Raw records:
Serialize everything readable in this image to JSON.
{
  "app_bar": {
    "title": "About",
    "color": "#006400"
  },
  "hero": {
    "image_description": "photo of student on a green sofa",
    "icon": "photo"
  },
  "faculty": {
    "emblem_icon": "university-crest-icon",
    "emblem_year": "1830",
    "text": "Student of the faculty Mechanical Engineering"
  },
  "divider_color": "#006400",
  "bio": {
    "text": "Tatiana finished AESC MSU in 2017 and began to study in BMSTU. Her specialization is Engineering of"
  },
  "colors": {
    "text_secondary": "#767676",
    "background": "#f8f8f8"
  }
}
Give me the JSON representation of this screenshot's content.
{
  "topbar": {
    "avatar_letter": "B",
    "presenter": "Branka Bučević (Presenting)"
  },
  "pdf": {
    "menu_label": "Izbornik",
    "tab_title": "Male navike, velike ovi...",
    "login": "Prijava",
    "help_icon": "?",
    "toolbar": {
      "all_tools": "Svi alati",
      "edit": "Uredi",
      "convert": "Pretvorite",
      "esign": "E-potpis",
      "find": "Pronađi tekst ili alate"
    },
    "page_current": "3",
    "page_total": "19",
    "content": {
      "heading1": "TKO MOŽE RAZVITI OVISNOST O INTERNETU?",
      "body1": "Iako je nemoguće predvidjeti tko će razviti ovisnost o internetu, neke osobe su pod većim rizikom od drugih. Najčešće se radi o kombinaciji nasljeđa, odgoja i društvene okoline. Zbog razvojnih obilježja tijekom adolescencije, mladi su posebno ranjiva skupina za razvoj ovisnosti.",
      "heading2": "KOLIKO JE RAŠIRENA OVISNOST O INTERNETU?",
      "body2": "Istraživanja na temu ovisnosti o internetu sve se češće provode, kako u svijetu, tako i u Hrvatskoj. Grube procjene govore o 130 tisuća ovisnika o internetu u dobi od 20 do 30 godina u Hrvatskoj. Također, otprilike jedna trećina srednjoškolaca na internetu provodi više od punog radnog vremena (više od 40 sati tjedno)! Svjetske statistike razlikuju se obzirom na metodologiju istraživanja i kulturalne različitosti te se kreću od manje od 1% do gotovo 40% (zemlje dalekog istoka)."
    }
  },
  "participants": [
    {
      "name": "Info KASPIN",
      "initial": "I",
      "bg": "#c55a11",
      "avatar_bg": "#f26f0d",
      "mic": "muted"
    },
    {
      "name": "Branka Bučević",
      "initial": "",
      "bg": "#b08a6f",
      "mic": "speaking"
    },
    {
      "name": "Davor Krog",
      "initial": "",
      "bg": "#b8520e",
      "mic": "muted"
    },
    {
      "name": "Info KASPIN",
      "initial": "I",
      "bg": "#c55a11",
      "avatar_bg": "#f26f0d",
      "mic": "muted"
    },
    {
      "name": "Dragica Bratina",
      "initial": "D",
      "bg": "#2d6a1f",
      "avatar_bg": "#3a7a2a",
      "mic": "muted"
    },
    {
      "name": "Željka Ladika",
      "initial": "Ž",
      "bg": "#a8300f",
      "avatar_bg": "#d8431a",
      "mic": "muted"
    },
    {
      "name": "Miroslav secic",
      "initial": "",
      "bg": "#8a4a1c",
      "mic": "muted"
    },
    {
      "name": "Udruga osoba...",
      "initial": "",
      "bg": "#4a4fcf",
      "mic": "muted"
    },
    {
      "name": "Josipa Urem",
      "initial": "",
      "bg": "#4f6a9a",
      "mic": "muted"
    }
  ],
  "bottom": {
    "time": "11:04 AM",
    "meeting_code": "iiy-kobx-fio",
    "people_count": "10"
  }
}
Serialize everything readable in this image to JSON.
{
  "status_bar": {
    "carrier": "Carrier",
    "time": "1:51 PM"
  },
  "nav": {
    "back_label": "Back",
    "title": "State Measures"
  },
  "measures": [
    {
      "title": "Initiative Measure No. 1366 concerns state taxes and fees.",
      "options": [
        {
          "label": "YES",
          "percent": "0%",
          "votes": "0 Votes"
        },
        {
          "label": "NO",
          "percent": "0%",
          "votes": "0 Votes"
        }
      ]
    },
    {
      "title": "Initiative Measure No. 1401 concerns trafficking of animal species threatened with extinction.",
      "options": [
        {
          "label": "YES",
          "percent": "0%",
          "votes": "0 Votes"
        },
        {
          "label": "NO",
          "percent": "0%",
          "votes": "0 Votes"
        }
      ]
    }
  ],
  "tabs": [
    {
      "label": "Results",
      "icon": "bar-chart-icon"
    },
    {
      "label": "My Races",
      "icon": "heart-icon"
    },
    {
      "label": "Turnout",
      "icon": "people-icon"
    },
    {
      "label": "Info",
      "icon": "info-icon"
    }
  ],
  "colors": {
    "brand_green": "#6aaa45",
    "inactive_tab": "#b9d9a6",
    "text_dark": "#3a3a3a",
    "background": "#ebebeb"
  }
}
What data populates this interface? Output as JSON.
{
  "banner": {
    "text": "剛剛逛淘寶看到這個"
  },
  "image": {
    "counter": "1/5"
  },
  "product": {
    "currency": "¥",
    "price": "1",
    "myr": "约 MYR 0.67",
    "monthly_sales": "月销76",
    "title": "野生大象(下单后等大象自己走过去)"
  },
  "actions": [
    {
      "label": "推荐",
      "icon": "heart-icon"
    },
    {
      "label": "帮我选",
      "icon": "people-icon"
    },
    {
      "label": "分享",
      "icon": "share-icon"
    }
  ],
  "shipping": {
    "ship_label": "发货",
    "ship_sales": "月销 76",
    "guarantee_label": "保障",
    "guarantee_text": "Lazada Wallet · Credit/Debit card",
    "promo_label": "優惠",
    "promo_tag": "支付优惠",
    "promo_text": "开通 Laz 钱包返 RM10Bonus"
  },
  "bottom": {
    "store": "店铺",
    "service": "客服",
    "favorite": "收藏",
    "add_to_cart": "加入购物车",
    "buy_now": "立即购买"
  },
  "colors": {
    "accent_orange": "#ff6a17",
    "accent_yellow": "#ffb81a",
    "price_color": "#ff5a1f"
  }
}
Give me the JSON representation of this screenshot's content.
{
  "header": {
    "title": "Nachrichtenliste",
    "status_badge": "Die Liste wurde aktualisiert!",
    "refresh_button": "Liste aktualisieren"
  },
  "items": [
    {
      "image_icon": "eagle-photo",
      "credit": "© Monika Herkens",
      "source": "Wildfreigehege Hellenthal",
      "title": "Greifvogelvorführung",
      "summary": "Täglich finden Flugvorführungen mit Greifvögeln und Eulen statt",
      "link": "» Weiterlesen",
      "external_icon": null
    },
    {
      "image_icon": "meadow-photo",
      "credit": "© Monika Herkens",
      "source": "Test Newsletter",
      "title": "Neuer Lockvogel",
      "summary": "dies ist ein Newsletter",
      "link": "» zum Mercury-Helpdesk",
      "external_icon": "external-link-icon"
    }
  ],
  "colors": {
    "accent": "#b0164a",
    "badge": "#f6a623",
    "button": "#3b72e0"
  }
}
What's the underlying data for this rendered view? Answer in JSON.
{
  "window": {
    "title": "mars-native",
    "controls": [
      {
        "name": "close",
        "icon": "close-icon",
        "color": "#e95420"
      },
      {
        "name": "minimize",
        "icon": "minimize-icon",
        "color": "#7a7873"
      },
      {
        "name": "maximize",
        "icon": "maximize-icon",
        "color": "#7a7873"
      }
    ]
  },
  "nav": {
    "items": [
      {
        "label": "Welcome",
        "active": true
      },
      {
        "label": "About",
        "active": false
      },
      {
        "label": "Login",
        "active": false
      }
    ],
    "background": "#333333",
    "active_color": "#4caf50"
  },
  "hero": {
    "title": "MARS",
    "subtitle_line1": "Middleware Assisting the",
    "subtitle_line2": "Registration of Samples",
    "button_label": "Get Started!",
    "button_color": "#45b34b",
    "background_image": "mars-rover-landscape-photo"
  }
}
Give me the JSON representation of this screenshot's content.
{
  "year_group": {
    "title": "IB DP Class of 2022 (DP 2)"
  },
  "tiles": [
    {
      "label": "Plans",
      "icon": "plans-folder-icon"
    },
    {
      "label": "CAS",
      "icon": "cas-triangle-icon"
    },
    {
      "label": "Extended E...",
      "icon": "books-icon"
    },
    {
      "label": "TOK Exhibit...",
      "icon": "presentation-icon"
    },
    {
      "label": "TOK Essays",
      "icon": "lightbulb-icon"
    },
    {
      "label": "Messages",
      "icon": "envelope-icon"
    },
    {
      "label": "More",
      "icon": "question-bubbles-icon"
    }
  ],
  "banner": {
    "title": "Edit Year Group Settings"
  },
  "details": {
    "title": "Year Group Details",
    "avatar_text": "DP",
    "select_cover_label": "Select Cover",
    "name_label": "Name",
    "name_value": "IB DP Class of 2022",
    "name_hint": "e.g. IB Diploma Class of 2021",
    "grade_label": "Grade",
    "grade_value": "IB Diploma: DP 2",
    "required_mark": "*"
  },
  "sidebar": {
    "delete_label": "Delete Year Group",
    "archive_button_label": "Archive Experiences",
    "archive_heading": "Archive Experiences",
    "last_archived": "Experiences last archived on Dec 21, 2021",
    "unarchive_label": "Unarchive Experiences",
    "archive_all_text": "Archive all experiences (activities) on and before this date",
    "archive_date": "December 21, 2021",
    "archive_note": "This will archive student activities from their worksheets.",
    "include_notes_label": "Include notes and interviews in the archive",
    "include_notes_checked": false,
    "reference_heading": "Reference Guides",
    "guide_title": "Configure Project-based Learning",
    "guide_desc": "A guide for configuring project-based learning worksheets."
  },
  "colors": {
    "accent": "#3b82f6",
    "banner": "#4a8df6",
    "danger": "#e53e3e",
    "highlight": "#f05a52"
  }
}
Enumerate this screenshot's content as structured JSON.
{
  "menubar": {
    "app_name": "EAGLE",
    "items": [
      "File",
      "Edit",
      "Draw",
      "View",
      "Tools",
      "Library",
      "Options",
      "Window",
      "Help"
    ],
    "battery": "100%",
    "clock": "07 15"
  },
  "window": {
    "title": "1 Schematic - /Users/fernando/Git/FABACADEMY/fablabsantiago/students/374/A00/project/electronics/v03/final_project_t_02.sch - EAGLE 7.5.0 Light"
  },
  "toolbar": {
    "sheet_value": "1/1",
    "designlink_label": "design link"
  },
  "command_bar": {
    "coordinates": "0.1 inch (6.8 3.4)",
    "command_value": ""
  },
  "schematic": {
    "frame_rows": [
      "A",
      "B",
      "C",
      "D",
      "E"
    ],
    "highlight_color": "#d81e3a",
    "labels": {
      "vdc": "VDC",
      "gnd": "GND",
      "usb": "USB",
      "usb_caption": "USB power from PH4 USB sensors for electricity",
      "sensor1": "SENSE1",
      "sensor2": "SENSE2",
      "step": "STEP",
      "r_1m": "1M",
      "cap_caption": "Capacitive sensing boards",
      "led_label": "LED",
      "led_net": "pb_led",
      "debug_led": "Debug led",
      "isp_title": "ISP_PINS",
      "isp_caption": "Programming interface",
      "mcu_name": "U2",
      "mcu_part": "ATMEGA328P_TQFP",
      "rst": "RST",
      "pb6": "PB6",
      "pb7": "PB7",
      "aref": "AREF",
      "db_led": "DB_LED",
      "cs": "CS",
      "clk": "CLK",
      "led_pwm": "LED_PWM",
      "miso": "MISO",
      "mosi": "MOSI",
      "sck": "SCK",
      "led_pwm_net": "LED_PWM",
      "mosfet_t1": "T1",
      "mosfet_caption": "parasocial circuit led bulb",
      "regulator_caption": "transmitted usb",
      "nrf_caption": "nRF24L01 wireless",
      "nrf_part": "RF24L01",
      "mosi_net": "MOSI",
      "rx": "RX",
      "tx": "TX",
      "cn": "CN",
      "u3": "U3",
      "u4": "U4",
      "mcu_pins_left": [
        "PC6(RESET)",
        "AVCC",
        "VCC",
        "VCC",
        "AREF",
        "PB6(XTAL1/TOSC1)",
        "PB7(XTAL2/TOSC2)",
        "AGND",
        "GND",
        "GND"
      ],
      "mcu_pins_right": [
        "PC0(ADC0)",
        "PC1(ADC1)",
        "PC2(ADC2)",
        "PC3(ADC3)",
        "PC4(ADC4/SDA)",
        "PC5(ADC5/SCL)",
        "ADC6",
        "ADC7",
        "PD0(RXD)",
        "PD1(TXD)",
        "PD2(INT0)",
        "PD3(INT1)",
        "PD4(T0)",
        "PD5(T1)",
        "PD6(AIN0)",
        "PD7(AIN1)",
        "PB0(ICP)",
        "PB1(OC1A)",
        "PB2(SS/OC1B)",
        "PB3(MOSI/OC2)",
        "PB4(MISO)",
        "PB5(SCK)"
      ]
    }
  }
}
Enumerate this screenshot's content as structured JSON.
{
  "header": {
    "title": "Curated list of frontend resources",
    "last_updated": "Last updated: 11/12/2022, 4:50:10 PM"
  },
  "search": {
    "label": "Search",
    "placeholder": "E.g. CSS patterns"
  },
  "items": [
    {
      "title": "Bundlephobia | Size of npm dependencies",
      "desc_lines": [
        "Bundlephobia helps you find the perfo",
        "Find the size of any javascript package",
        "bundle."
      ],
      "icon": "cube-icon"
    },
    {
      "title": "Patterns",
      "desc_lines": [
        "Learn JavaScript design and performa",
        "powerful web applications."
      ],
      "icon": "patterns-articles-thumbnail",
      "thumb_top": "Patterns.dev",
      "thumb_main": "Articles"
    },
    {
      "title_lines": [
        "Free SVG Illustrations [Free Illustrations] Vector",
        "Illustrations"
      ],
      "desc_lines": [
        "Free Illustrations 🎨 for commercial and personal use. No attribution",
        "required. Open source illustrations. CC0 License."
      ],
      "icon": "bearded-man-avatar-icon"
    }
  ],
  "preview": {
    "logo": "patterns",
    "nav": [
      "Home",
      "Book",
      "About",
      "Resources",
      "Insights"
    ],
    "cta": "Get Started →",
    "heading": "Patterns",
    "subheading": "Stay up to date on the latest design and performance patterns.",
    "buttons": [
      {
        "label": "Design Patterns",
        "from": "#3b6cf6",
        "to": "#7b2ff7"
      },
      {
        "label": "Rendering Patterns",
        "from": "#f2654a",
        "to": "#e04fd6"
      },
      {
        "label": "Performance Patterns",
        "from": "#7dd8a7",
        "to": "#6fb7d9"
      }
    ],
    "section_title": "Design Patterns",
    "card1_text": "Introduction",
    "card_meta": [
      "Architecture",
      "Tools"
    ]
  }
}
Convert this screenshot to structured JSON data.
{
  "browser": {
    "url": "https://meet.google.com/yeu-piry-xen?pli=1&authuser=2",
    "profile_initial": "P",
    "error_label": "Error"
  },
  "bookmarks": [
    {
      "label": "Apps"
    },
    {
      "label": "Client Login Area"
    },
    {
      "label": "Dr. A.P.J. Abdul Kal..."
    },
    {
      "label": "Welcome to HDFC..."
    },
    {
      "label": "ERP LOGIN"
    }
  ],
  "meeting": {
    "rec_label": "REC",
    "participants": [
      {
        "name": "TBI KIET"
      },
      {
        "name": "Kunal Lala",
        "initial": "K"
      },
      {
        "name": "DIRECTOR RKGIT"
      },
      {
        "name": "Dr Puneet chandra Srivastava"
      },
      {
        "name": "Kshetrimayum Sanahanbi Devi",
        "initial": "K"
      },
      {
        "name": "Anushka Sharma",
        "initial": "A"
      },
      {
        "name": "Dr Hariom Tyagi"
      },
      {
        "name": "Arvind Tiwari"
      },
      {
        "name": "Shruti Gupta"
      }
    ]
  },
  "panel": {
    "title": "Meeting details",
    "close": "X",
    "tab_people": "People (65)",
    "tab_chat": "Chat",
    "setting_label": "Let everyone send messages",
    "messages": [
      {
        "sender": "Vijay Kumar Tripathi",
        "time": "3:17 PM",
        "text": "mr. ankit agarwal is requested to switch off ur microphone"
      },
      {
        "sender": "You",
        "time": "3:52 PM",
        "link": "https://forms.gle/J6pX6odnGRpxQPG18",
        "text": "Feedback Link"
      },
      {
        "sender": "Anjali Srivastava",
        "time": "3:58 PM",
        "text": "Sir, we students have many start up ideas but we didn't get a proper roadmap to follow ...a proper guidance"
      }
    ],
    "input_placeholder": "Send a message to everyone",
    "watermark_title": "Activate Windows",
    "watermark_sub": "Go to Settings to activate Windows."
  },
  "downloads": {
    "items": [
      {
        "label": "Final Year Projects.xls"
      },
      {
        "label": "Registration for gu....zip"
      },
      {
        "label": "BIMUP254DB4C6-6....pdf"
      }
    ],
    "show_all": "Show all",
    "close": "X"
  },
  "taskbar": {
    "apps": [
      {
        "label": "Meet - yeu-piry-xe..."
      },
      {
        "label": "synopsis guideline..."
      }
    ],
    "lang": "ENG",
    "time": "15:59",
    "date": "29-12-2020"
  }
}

Given problem:
Select the lines that carry the string "Class" and copy them.

Output for this exercise:
    "title": "IB DP Class of 2022 (DP 2)"
    "name_value": "IB DP Class of 2022",
    "name_hint": "e.g. IB Diploma Class of 2021",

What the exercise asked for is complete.